Page:
Turbulent Times: Regulation, Security and Profitability in the Airline Industry

John R. Byerly, Deputy Assistant Secretary for Transportation Affairs
Chatham House Conference, London, 5-6 March 2007; Session Three: Regulatory Open Skies
London, England
March 5, 2007

As prepared for delivery; revision of 3 March 2007


*Let me begin by thanking Chatham House, Airline Weekly, and co-sponsors Norton Rose and Virgin Atlantic for the opportunity to participate in this timely conference. I am honored to be here.

*“Timely” doesn’t capture the extraordinary turning point at which we find ourselves. By the end of this month—indeed, on March 22 to be precise—we will know whether Europe and the United States will seize the opportunity to make aviation history and change the world for the better…or dither, debate, and fail to do so.

*As you know, on Friday, European and American negotiators initialed the text of a comprehensive, first-step EU-U.S Air Transport Agreement.

*European Commission Vice-President Jacques Barrot—whom we had the honor of hearing this morning—said that he would submit the draft agreement to the Council of EU transport ministers on March 22, terming it an “unprecedented agreement” and “step change” in transatlantic relations.

*The agreement initialed on Friday consists of the Air Transport Agreement negotiated in November 2005 and a package of substantial enhancements negotiated over the course of three rounds of further talks this year.

*The 27 EU transport ministers will decide whether or not to approve the Agreement as supplemented. If they approve, we can look forward to signature of the Agreement—arguably the most important air transport agreement in modern history—at the U.S.-EU Summit in Washington on April 30.

*If, however, EU ministers do not approve, the almost four-year-old negotiations between the United States and the European Union will have reached a dead end, with no prospect of early resumption.

*It’s worth reflecting on what’s at stake: what signing the Agreement will mean, and contrasting that with what one can expect from failure. It’s a stark contrast, a troubling one for those who believe that, sixty years after the legal framework for international civil aviation was established in the Chicago Convention, it’s time to begin dismantling the shackles of economic regulation inherent in the thousands of bilateral aviation agreements between countries across the globe.

The Benefits of Concluding the EU-U.S. Air Transport Agreement

*Let me summarize some of the principal advantages of the EU-U.S. Air Transport Agreement that was negotiated in November 2005 and then turn to the provisions added in Brussels last week.

*I’ll address the broader transatlantic market but also touch on UK-U.S. aviation relations.

*What would the November 2005 Agreement change for the better?

Dataset content:

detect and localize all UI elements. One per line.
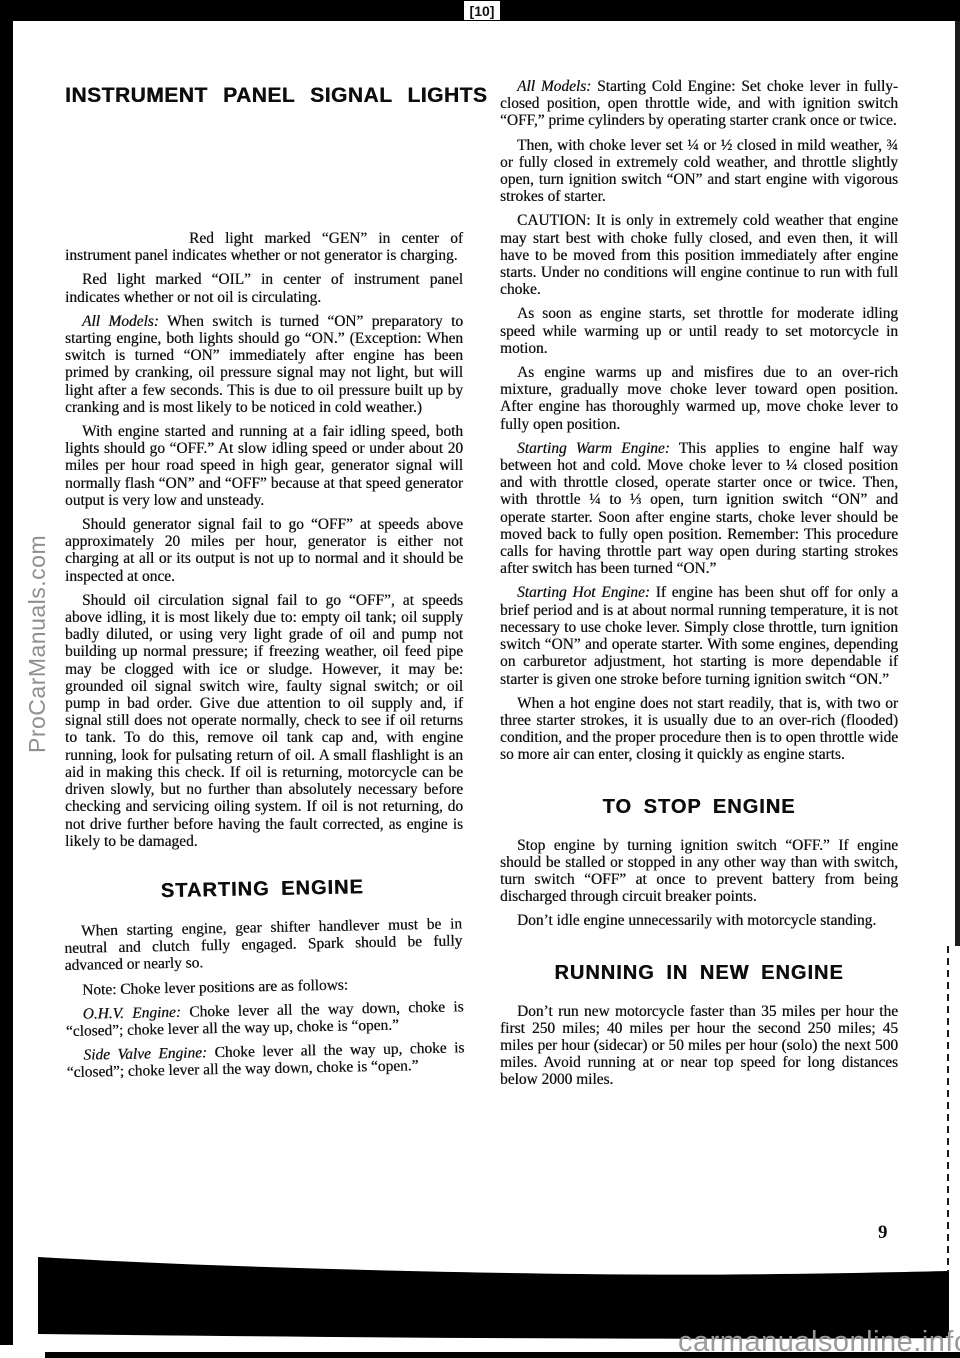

Given request:
Rewrite the speech from "Turbulent Times: Regulation, Security" up to and including "fail to do so.", putting "pleased" in place of "honored". The data shown is separate material, apart from the speech.

The answer:
Turbulent Times: Regulation, Security and Profitability in the Airline Industry

John R. Byerly, Deputy Assistant Secretary for Transportation Affairs
Chatham House Conference, London, 5-6 March 2007; Session Three: Regulatory Open Skies
London, England
March 5, 2007

As prepared for delivery; revision of 3 March 2007


*Let me begin by thanking Chatham House, Airline Weekly, and co-sponsors Norton Rose and Virgin Atlantic for the opportunity to participate in this timely conference. I am pleased to be here.

*“Timely” doesn’t capture the extraordinary turning point at which we find ourselves. By the end of this month—indeed, on March 22 to be precise—we will know whether Europe and the United States will seize the opportunity to make aviation history and change the world for the better…or dither, debate, and fail to do so.